(Stored records)
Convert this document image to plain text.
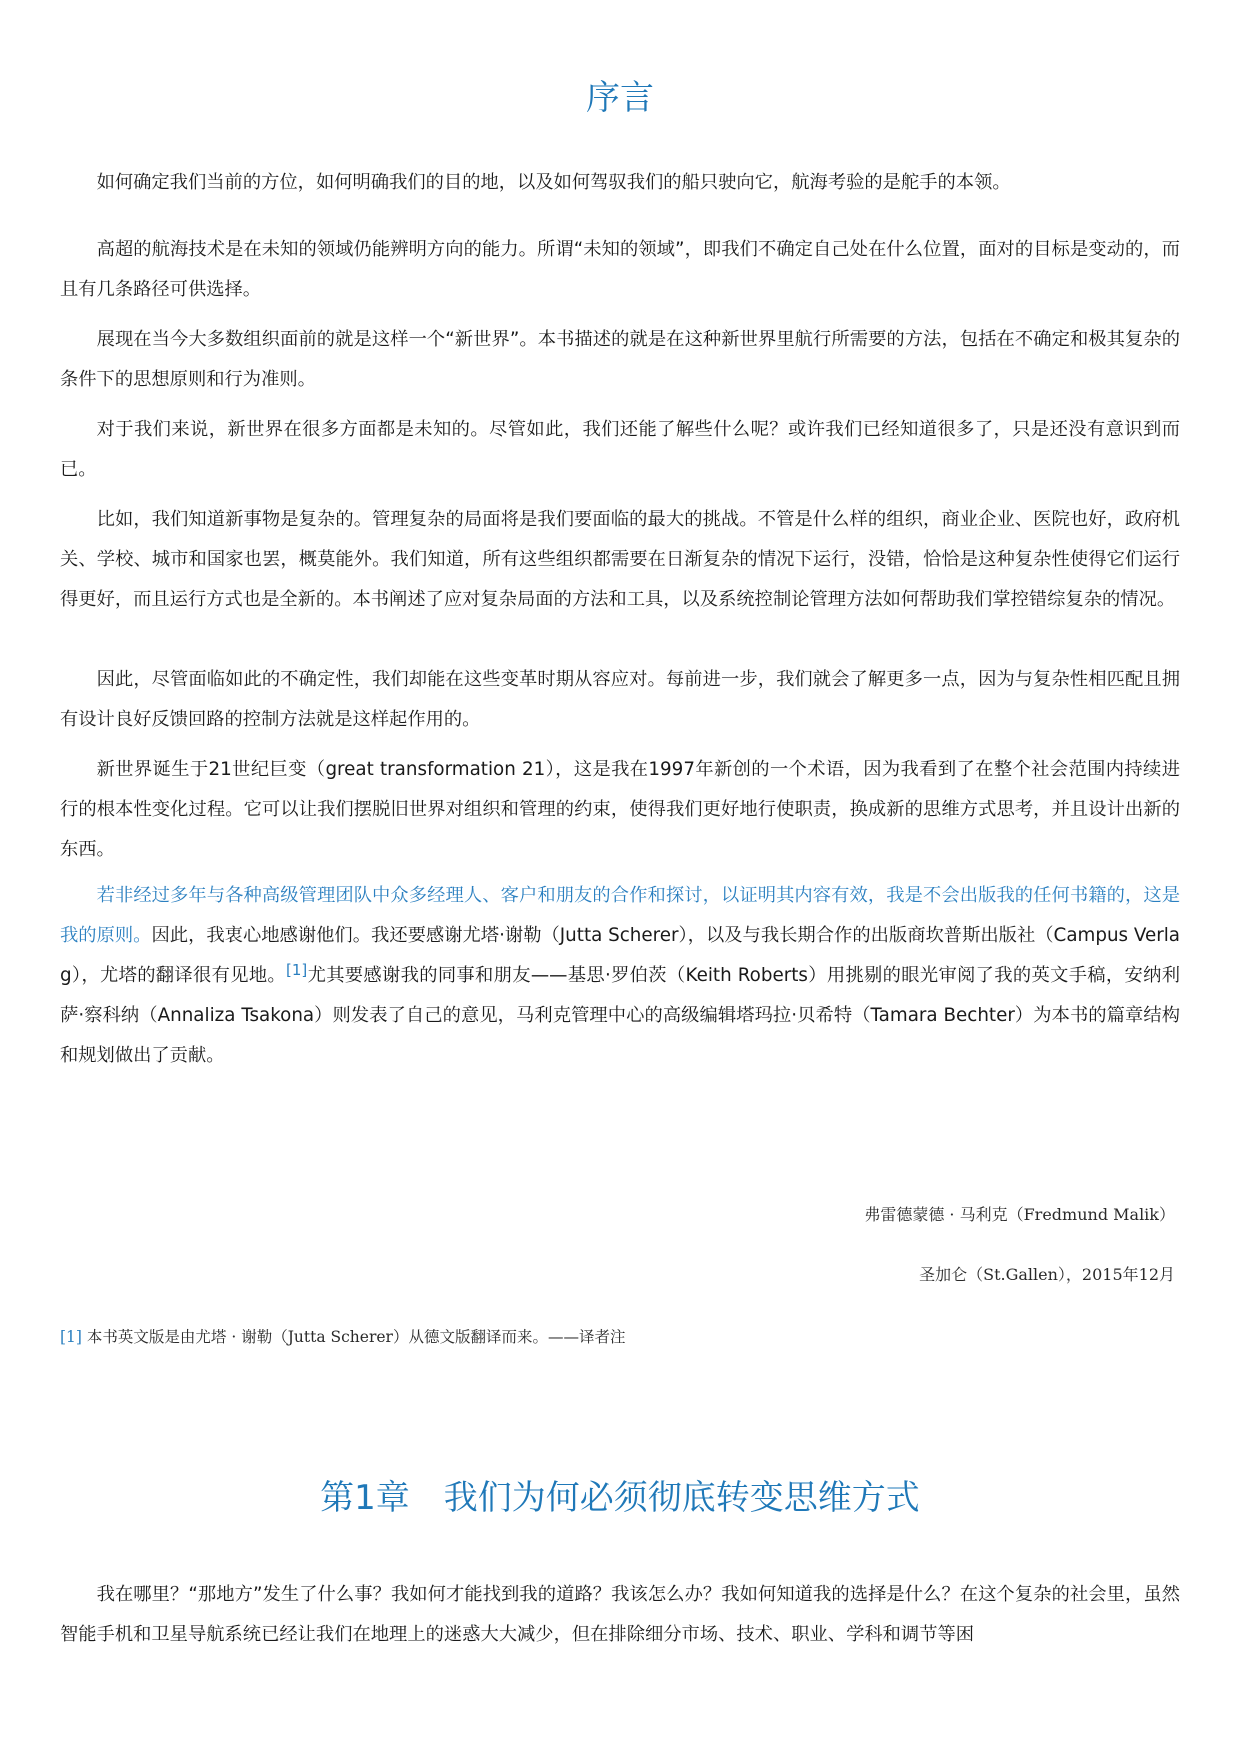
序言

如何确定我们当前的方位，如何明确我们的目的地，以及如何驾驭我们的船只驶向它，航海考验的是舵手的本领。

高超的航海技术是在未知的领域仍能辨明方向的能力。所谓“未知的领域”，即我们不确定自己处在什么位置，面对的目标是变动的，而且有几条路径可供选择。

展现在当今大多数组织面前的就是这样一个“新世界”。本书描述的就是在这种新世界里航行所需要的方法，包括在不确定和极其复杂的条件下的思想原则和行为准则。

对于我们来说，新世界在很多方面都是未知的。尽管如此，我们还能了解些什么呢？或许我们已经知道很多了，只是还没有意识到而已。

比如，我们知道新事物是复杂的。管理复杂的局面将是我们要面临的最大的挑战。不管是什么样的组织，商业企业、医院也好，政府机关、学校、城市和国家也罢，概莫能外。我们知道，所有这些组织都需要在日渐复杂的情况下运行，没错，恰恰是这种复杂性使得它们运行得更好，而且运行方式也是全新的。本书阐述了应对复杂局面的方法和工具，以及系统控制论管理方法如何帮助我们掌控错综复杂的情况。

因此，尽管面临如此的不确定性，我们却能在这些变革时期从容应对。每前进一步，我们就会了解更多一点，因为与复杂性相匹配且拥有设计良好反馈回路的控制方法就是这样起作用的。

新世界诞生于21世纪巨变（great transformation 21），这是我在1997年新创的一个术语，因为我看到了在整个社会范围内持续进行的根本性变化过程。它可以让我们摆脱旧世界对组织和管理的约束，使得我们更好地行使职责，换成新的思维方式思考，并且设计出新的东西。

若非经过多年与各种高级管理团队中众多经理人、客户和朋友的合作和探讨，以证明其内容有效，我是不会出版我的任何书籍的，这是我的原则。因此，我衷心地感谢他们。我还要感谢尤塔·谢勒（Jutta Scherer），以及与我长期合作的出版商坎普斯出版社（Campus Verlag），尤塔的翻译很有见地。[1]尤其要感谢我的同事和朋友——基思·罗伯茨（Keith Roberts）用挑剔的眼光审阅了我的英文手稿，安纳利萨·察科纳（Annaliza Tsakona）则发表了自己的意见，马利克管理中心的高级编辑塔玛拉·贝希特（Tamara Bechter）为本书的篇章结构和规划做出了贡献。

弗雷德蒙德 · 马利克（Fredmund Malik）
圣加仑（St.Gallen），2015年12月
[1] 本书英文版是由尤塔 · 谢勒（Jutta Scherer）从德文版翻译而来。——译者注
第1章　我们为何必须彻底转变思维方式

我在哪里？“那地方”发生了什么事？我如何才能找到我的道路？我该怎么办？我如何知道我的选择是什么？在这个复杂的社会里，虽然智能手机和卫星导航系统已经让我们在地理上的迷惑大大减少，但在排除细分市场、技术、职业、学科和调节等困
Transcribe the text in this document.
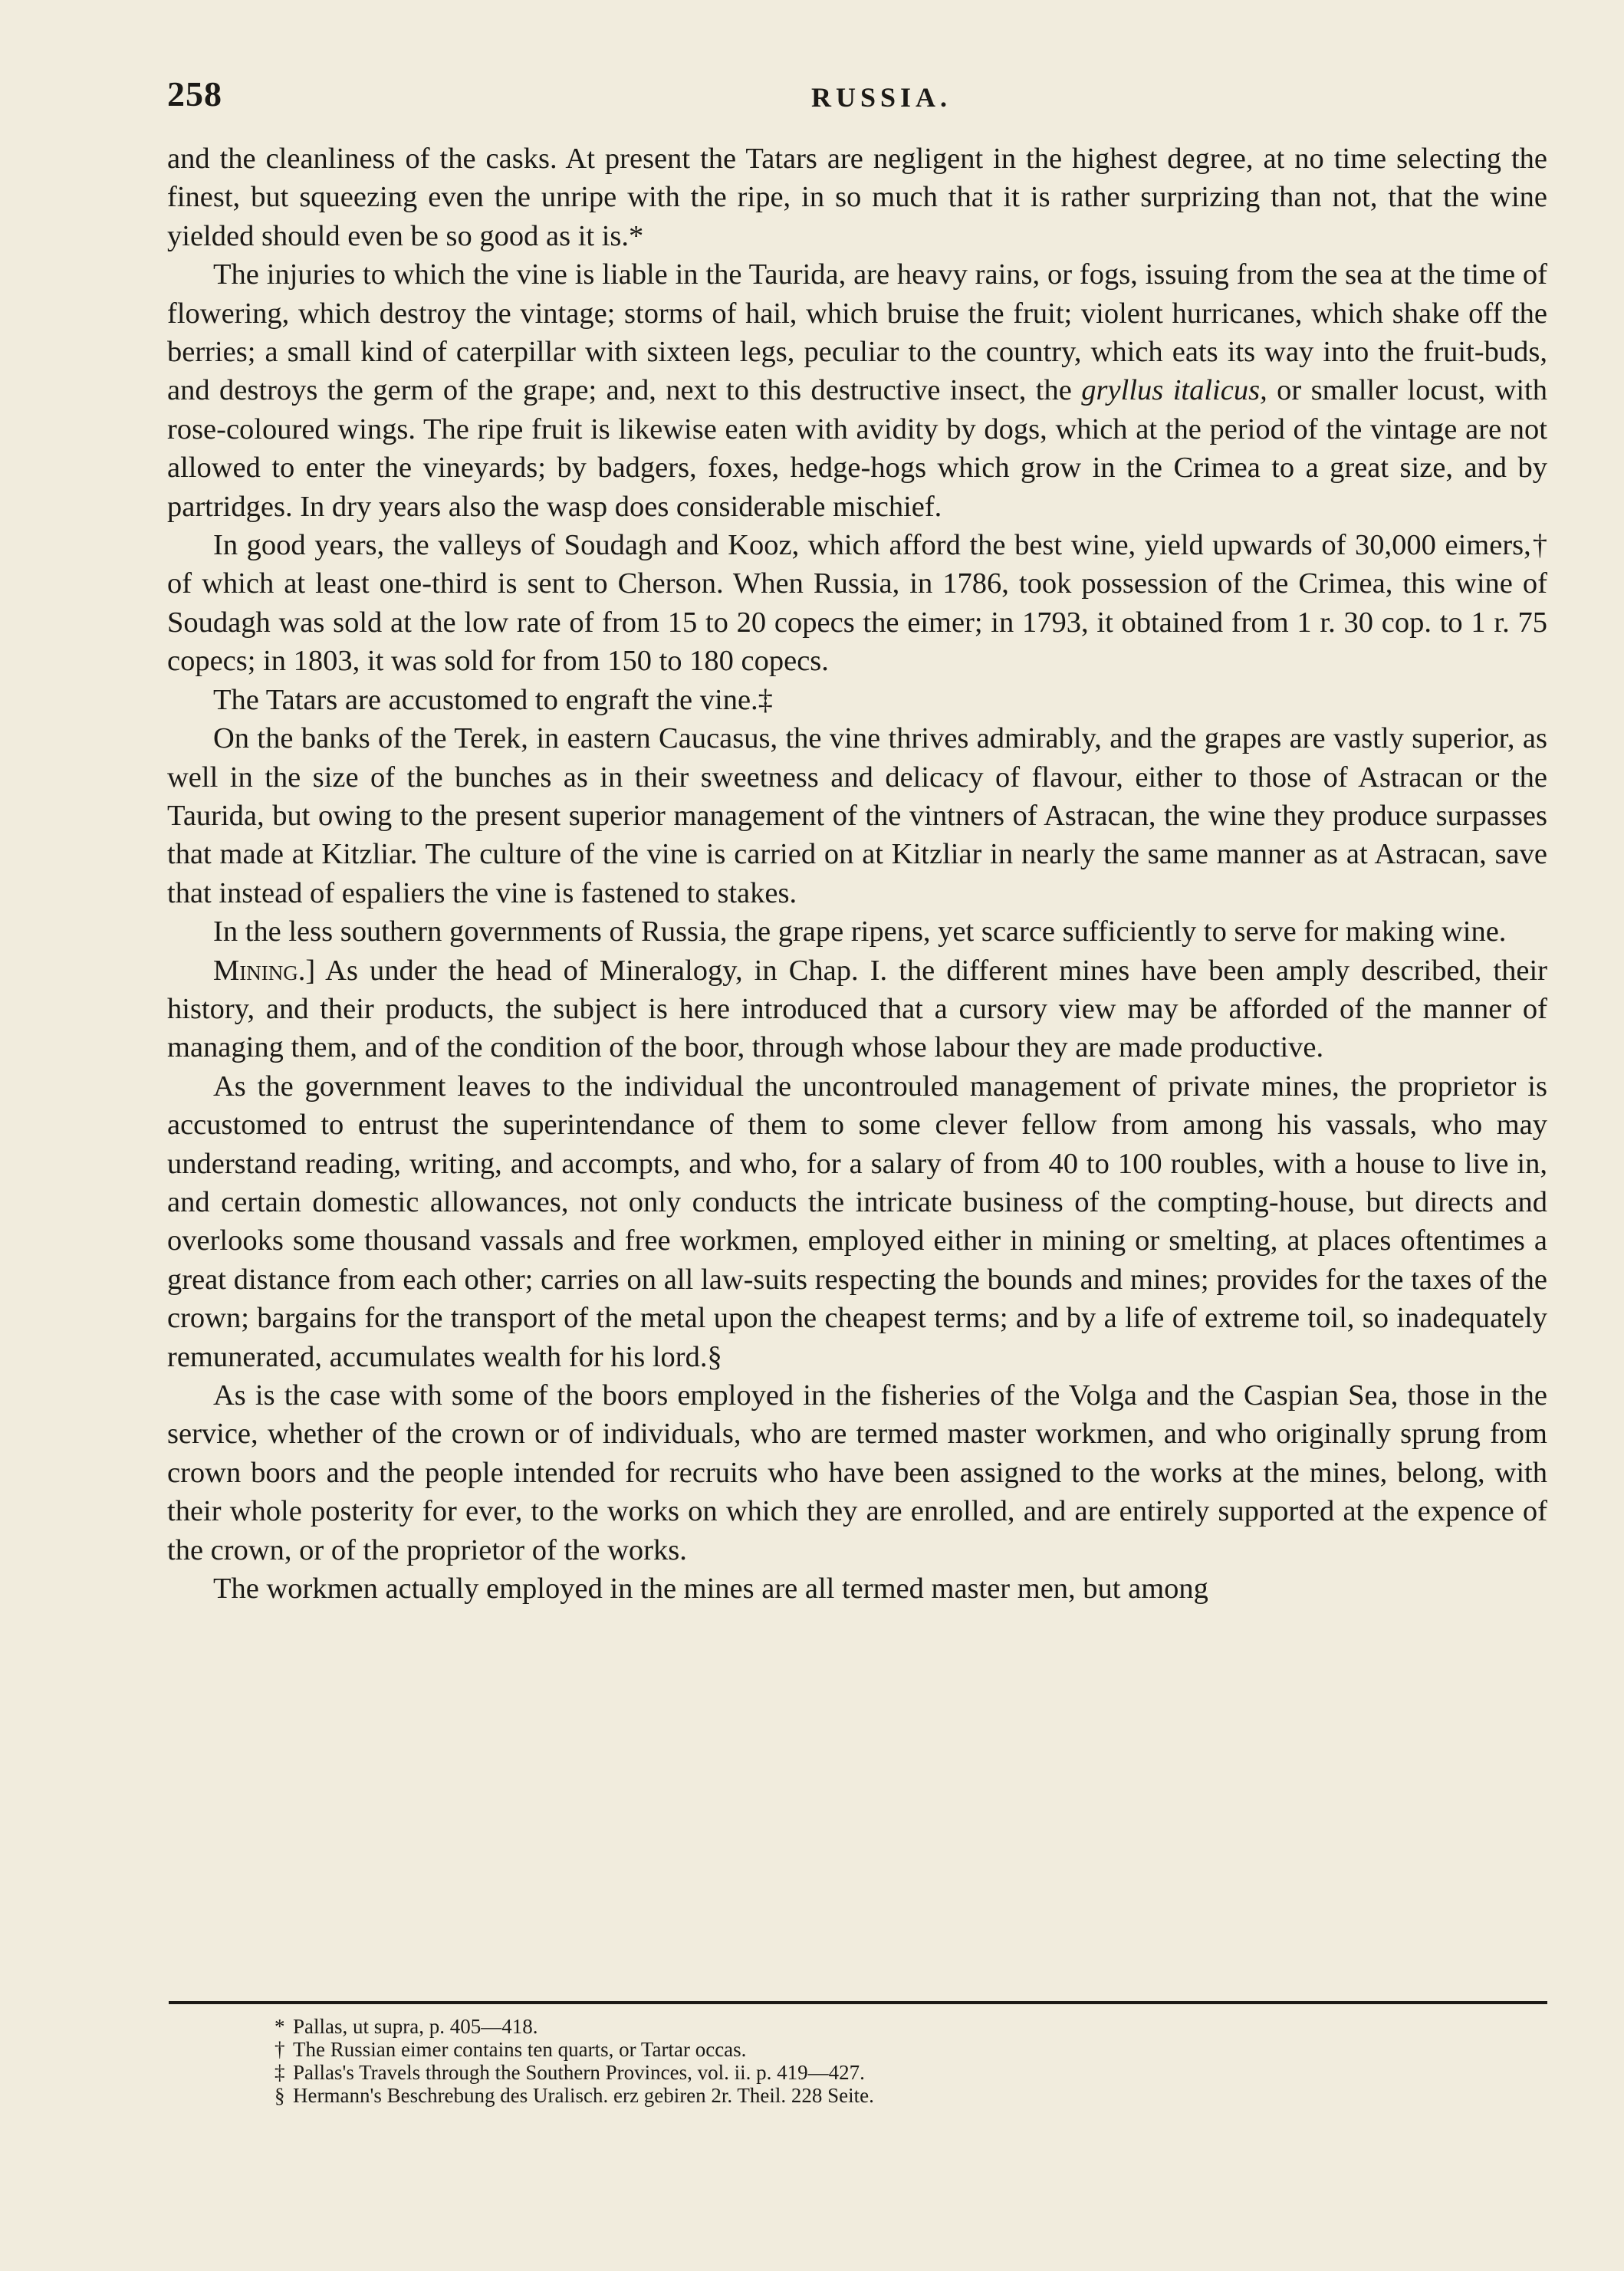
258	RUSSIA.

and the cleanliness of the casks. At present the Tatars are negligent in the highest degree, at no time selecting the finest, but squeezing even the unripe with the ripe, in so much that it is rather surprizing than not, that the wine yielded should even be so good as it is.*

The injuries to which the vine is liable in the Taurida, are heavy rains, or fogs, issuing from the sea at the time of flowering, which destroy the vintage; storms of hail, which bruise the fruit; violent hurricanes, which shake off the berries; a small kind of caterpillar with sixteen legs, peculiar to the country, which eats its way into the fruit-buds, and destroys the germ of the grape; and, next to this destructive insect, the gryllus italicus, or smaller locust, with rose-coloured wings. The ripe fruit is likewise eaten with avidity by dogs, which at the period of the vintage are not allowed to enter the vineyards; by badgers, foxes, hedge-hogs which grow in the Crimea to a great size, and by partridges. In dry years also the wasp does considerable mischief.

In good years, the valleys of Soudagh and Kooz, which afford the best wine, yield upwards of 30,000 eimers,† of which at least one-third is sent to Cherson. When Russia, in 1786, took possession of the Crimea, this wine of Soudagh was sold at the low rate of from 15 to 20 copecs the eimer; in 1793, it obtained from 1 r. 30 cop. to 1 r. 75 copecs; in 1803, it was sold for from 150 to 180 copecs.

The Tatars are accustomed to engraft the vine.‡

On the banks of the Terek, in eastern Caucasus, the vine thrives admirably, and the grapes are vastly superior, as well in the size of the bunches as in their sweetness and delicacy of flavour, either to those of Astracan or the Taurida, but owing to the present superior management of the vintners of Astracan, the wine they produce surpasses that made at Kitzliar. The culture of the vine is carried on at Kitzliar in nearly the same manner as at Astracan, save that instead of espaliers the vine is fastened to stakes.

In the less southern governments of Russia, the grape ripens, yet scarce sufficiently to serve for making wine.

Mining.] As under the head of Mineralogy, in Chap. I. the different mines have been amply described, their history, and their products, the subject is here introduced that a cursory view may be afforded of the manner of managing them, and of the condition of the boor, through whose labour they are made productive.

As the government leaves to the individual the uncontrouled management of private mines, the proprietor is accustomed to entrust the superintendance of them to some clever fellow from among his vassals, who may understand reading, writing, and accompts, and who, for a salary of from 40 to 100 roubles, with a house to live in, and certain domestic allowances, not only conducts the intricate business of the compting-house, but directs and overlooks some thousand vassals and free workmen, employed either in mining or smelting, at places oftentimes a great distance from each other; carries on all law-suits respecting the bounds and mines; provides for the taxes of the crown; bargains for the transport of the metal upon the cheapest terms; and by a life of extreme toil, so inadequately remunerated, accumulates wealth for his lord.§

As is the case with some of the boors employed in the fisheries of the Volga and the Caspian Sea, those in the service, whether of the crown or of individuals, who are termed master workmen, and who originally sprung from crown boors and the people intended for recruits who have been assigned to the works at the mines, belong, with their whole posterity for ever, to the works on which they are enrolled, and are entirely supported at the expence of the crown, or of the proprietor of the works.

The workmen actually employed in the mines are all termed master men, but among

* Pallas, ut supra, p. 405—418.

† The Russian eimer contains ten quarts, or Tartar occas.

‡ Pallas's Travels through the Southern Provinces, vol. ii. p. 419—427.

§ Hermann's Beschrebung des Uralisch. erz gebiren 2r. Theil. 228 Seite.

**WHAT YOU NEED TO DO:**
Find the lines above that include the string "Jutta" and copy them.

**RESULT OF THIS TASK:**
若非经过多年与各种高级管理团队中众多经理人、客户和朋友的合作和探讨，以证明其内容有效，我是不会出版我的任何书籍的，这是我的原则。因此，我衷心地感谢他们。我还要感谢尤塔·谢勒（Jutta Scherer），以及与我长期合作的出版商坎普斯出版社（Campus Verlag），尤塔的翻译很有见地。[1]尤其要感谢我的同事和朋友——基思·罗伯茨（Keith Roberts）用挑剔的眼光审阅了我的英文手稿，安纳利萨·察科纳（Annaliza Tsakona）则发表了自己的意见，马利克管理中心的高级编辑塔玛拉·贝希特（Tamara Bechter）为本书的篇章结构和规划做出了贡献。
[1] 本书英文版是由尤塔 · 谢勒（Jutta Scherer）从德文版翻译而来。——译者注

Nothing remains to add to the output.